**Exercise:**
Could every line of the data be printed exactly as it reads?

[Saved entries]
——————————
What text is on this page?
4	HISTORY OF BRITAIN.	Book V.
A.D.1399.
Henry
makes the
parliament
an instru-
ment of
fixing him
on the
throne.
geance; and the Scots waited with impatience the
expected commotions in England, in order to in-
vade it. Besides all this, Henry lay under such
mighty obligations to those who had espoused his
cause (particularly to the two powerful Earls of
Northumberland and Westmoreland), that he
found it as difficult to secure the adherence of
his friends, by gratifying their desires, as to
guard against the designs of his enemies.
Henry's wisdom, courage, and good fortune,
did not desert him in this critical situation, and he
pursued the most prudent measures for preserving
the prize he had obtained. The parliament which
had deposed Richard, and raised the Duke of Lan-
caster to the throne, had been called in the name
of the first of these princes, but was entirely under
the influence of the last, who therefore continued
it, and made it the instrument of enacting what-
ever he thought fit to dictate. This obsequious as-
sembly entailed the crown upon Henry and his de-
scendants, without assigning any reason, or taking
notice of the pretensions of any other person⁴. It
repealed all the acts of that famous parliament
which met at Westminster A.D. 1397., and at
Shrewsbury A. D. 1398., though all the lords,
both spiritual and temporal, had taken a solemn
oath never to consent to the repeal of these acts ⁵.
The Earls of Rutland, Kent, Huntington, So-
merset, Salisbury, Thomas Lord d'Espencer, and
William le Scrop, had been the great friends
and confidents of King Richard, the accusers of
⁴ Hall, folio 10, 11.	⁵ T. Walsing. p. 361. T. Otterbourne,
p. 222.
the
——————————
**Output of the task:**
What text is on this page?
4	HISTORY OF BRITAIN.	Book V.
A.D.1399.
Henry
makes the
parliament
an instru-
ment of
fixing him
on the
throne.
geance; and the Scots waited with impatience the
expected commotions in England, in order to in-
vade it. Besides all this, Henry lay under such
mighty obligations to those who had espoused his
cause (particularly to the two powerful Earls of
Northumberland and Westmoreland), that he
found it as difficult to secure the adherence of
his friends, by gratifying their desires, as to
guard against the designs of his enemies.
Henry's wisdom, courage, and good fortune,
did not desert him in this critical situation, and he
pursued the most prudent measures for preserving
the prize he had obtained. The parliament which
had deposed Richard, and raised the Duke of Lan-
caster to the throne, had been called in the name
of the first of these princes, but was entirely under
the influence of the last, who therefore continued
it, and made it the instrument of enacting what-
ever he thought fit to dictate. This obsequious as-
sembly entailed the crown upon Henry and his de-
scendants, without assigning any reason, or taking
notice of the pretensions of any other person⁴. It
repealed all the acts of that famous parliament
which met at Westminster A.D. 1397., and at
Shrewsbury A. D. 1398., though all the lords,
both spiritual and temporal, had taken a solemn
oath never to consent to the repeal of these acts ⁵.
The Earls of Rutland, Kent, Huntington, So-
merset, Salisbury, Thomas Lord d'Espencer, and
William le Scrop, had been the great friends
and confidents of King Richard, the accusers of
⁴ Hall, folio 10, 11.	⁵ T. Walsing. p. 361. T. Otterbourne,
p. 222.
the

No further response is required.